--- begin Listed entries ---
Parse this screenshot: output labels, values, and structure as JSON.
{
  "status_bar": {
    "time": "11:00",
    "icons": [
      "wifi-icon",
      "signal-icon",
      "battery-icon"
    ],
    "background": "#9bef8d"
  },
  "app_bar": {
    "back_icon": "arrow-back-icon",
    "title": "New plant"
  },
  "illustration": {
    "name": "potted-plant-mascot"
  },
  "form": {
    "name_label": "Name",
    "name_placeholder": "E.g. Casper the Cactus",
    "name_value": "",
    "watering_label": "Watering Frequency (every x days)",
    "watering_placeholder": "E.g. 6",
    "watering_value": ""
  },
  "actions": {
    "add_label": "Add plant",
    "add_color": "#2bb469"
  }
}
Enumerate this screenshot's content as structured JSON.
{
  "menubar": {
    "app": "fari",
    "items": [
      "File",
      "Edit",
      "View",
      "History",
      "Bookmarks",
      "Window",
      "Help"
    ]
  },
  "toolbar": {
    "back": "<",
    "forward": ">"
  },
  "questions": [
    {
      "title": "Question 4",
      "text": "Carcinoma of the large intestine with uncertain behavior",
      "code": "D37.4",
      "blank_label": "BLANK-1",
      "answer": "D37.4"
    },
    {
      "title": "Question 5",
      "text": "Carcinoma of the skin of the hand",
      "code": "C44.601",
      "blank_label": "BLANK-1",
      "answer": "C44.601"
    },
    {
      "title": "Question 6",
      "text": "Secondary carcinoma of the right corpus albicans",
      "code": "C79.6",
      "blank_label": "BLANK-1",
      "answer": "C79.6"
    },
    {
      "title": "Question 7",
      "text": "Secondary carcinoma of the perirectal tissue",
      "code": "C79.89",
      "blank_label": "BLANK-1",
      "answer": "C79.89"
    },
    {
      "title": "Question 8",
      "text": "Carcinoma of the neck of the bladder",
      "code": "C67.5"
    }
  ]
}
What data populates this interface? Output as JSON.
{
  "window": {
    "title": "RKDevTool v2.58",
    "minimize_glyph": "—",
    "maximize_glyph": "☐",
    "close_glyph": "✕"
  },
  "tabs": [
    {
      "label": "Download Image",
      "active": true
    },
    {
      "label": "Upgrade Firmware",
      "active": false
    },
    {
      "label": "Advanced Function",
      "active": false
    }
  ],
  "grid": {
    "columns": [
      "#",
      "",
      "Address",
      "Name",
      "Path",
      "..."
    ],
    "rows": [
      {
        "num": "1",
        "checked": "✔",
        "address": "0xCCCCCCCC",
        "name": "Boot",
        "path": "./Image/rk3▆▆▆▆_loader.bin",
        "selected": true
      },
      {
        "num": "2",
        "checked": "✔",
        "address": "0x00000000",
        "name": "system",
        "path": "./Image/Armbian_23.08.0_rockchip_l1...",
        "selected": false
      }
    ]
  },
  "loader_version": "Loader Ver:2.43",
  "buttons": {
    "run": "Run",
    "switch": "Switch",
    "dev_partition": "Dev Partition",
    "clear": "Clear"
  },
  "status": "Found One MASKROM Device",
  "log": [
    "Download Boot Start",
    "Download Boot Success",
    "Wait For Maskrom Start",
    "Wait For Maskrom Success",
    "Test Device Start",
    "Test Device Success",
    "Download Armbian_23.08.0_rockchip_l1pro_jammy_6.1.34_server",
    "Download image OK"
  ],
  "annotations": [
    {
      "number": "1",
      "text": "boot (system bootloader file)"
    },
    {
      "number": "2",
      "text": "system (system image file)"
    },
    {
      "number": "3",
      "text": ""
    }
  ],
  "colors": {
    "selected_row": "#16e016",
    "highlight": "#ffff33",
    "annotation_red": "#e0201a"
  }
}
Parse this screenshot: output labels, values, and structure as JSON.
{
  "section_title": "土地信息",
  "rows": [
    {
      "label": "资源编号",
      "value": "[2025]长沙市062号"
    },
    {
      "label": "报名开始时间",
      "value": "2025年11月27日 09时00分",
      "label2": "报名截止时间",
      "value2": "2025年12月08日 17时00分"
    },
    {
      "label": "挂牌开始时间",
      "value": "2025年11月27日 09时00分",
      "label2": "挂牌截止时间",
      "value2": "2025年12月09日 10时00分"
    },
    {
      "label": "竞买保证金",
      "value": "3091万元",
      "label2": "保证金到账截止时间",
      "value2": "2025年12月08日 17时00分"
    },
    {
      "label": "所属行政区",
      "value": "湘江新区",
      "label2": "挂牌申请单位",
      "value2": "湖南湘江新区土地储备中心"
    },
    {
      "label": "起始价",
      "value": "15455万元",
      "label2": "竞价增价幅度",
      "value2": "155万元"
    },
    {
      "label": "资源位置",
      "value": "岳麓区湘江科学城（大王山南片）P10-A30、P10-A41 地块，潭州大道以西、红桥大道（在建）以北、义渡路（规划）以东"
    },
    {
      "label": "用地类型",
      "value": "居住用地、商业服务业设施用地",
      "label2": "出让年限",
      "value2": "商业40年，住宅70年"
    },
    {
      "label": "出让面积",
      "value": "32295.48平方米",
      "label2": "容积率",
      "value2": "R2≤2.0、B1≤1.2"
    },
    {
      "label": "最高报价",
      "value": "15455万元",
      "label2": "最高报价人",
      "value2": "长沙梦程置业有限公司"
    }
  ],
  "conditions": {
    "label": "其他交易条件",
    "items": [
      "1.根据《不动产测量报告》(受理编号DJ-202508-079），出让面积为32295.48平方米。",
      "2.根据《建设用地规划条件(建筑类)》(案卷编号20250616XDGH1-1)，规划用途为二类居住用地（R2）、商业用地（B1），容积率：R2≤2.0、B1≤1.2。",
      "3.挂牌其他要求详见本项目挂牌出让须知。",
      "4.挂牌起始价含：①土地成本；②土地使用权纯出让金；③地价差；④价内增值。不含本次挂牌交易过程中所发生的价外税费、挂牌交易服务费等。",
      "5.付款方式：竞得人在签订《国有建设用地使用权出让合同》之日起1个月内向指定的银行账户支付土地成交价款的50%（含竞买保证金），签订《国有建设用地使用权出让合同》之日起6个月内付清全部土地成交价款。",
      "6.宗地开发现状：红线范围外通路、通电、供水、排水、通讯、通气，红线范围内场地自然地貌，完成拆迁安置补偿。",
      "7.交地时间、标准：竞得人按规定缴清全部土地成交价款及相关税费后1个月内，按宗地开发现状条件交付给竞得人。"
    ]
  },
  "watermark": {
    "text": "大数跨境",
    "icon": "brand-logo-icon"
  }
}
--- end Listed entries ---
Send back each record exactly as it stands.

Parse this screenshot: output labels, values, and structure as JSON.
{
  "status_bar": {
    "time": "11:00",
    "icons": [
      "wifi-icon",
      "signal-icon",
      "battery-icon"
    ],
    "background": "#9bef8d"
  },
  "app_bar": {
    "back_icon": "arrow-back-icon",
    "title": "New plant"
  },
  "illustration": {
    "name": "potted-plant-mascot"
  },
  "form": {
    "name_label": "Name",
    "name_placeholder": "E.g. Casper the Cactus",
    "name_value": "",
    "watering_label": "Watering Frequency (every x days)",
    "watering_placeholder": "E.g. 6",
    "watering_value": ""
  },
  "actions": {
    "add_label": "Add plant",
    "add_color": "#2bb469"
  }
}
Enumerate this screenshot's content as structured JSON.
{
  "menubar": {
    "app": "fari",
    "items": [
      "File",
      "Edit",
      "View",
      "History",
      "Bookmarks",
      "Window",
      "Help"
    ]
  },
  "toolbar": {
    "back": "<",
    "forward": ">"
  },
  "questions": [
    {
      "title": "Question 4",
      "text": "Carcinoma of the large intestine with uncertain behavior",
      "code": "D37.4",
      "blank_label": "BLANK-1",
      "answer": "D37.4"
    },
    {
      "title": "Question 5",
      "text": "Carcinoma of the skin of the hand",
      "code": "C44.601",
      "blank_label": "BLANK-1",
      "answer": "C44.601"
    },
    {
      "title": "Question 6",
      "text": "Secondary carcinoma of the right corpus albicans",
      "code": "C79.6",
      "blank_label": "BLANK-1",
      "answer": "C79.6"
    },
    {
      "title": "Question 7",
      "text": "Secondary carcinoma of the perirectal tissue",
      "code": "C79.89",
      "blank_label": "BLANK-1",
      "answer": "C79.89"
    },
    {
      "title": "Question 8",
      "text": "Carcinoma of the neck of the bladder",
      "code": "C67.5"
    }
  ]
}
What data populates this interface? Output as JSON.
{
  "window": {
    "title": "RKDevTool v2.58",
    "minimize_glyph": "—",
    "maximize_glyph": "☐",
    "close_glyph": "✕"
  },
  "tabs": [
    {
      "label": "Download Image",
      "active": true
    },
    {
      "label": "Upgrade Firmware",
      "active": false
    },
    {
      "label": "Advanced Function",
      "active": false
    }
  ],
  "grid": {
    "columns": [
      "#",
      "",
      "Address",
      "Name",
      "Path",
      "..."
    ],
    "rows": [
      {
        "num": "1",
        "checked": "✔",
        "address": "0xCCCCCCCC",
        "name": "Boot",
        "path": "./Image/rk3▆▆▆▆_loader.bin",
        "selected": true
      },
      {
        "num": "2",
        "checked": "✔",
        "address": "0x00000000",
        "name": "system",
        "path": "./Image/Armbian_23.08.0_rockchip_l1...",
        "selected": false
      }
    ]
  },
  "loader_version": "Loader Ver:2.43",
  "buttons": {
    "run": "Run",
    "switch": "Switch",
    "dev_partition": "Dev Partition",
    "clear": "Clear"
  },
  "status": "Found One MASKROM Device",
  "log": [
    "Download Boot Start",
    "Download Boot Success",
    "Wait For Maskrom Start",
    "Wait For Maskrom Success",
    "Test Device Start",
    "Test Device Success",
    "Download Armbian_23.08.0_rockchip_l1pro_jammy_6.1.34_server",
    "Download image OK"
  ],
  "annotations": [
    {
      "number": "1",
      "text": "boot (system bootloader file)"
    },
    {
      "number": "2",
      "text": "system (system image file)"
    },
    {
      "number": "3",
      "text": ""
    }
  ],
  "colors": {
    "selected_row": "#16e016",
    "highlight": "#ffff33",
    "annotation_red": "#e0201a"
  }
}
Parse this screenshot: output labels, values, and structure as JSON.
{
  "section_title": "土地信息",
  "rows": [
    {
      "label": "资源编号",
      "value": "[2025]长沙市062号"
    },
    {
      "label": "报名开始时间",
      "value": "2025年11月27日 09时00分",
      "label2": "报名截止时间",
      "value2": "2025年12月08日 17时00分"
    },
    {
      "label": "挂牌开始时间",
      "value": "2025年11月27日 09时00分",
      "label2": "挂牌截止时间",
      "value2": "2025年12月09日 10时00分"
    },
    {
      "label": "竞买保证金",
      "value": "3091万元",
      "label2": "保证金到账截止时间",
      "value2": "2025年12月08日 17时00分"
    },
    {
      "label": "所属行政区",
      "value": "湘江新区",
      "label2": "挂牌申请单位",
      "value2": "湖南湘江新区土地储备中心"
    },
    {
      "label": "起始价",
      "value": "15455万元",
      "label2": "竞价增价幅度",
      "value2": "155万元"
    },
    {
      "label": "资源位置",
      "value": "岳麓区湘江科学城（大王山南片）P10-A30、P10-A41 地块，潭州大道以西、红桥大道（在建）以北、义渡路（规划）以东"
    },
    {
      "label": "用地类型",
      "value": "居住用地、商业服务业设施用地",
      "label2": "出让年限",
      "value2": "商业40年，住宅70年"
    },
    {
      "label": "出让面积",
      "value": "32295.48平方米",
      "label2": "容积率",
      "value2": "R2≤2.0、B1≤1.2"
    },
    {
      "label": "最高报价",
      "value": "15455万元",
      "label2": "最高报价人",
      "value2": "长沙梦程置业有限公司"
    }
  ],
  "conditions": {
    "label": "其他交易条件",
    "items": [
      "1.根据《不动产测量报告》(受理编号DJ-202508-079），出让面积为32295.48平方米。",
      "2.根据《建设用地规划条件(建筑类)》(案卷编号20250616XDGH1-1)，规划用途为二类居住用地（R2）、商业用地（B1），容积率：R2≤2.0、B1≤1.2。",
      "3.挂牌其他要求详见本项目挂牌出让须知。",
      "4.挂牌起始价含：①土地成本；②土地使用权纯出让金；③地价差；④价内增值。不含本次挂牌交易过程中所发生的价外税费、挂牌交易服务费等。",
      "5.付款方式：竞得人在签订《国有建设用地使用权出让合同》之日起1个月内向指定的银行账户支付土地成交价款的50%（含竞买保证金），签订《国有建设用地使用权出让合同》之日起6个月内付清全部土地成交价款。",
      "6.宗地开发现状：红线范围外通路、通电、供水、排水、通讯、通气，红线范围内场地自然地貌，完成拆迁安置补偿。",
      "7.交地时间、标准：竞得人按规定缴清全部土地成交价款及相关税费后1个月内，按宗地开发现状条件交付给竞得人。"
    ]
  },
  "watermark": {
    "text": "大数跨境",
    "icon": "brand-logo-icon"
  }
}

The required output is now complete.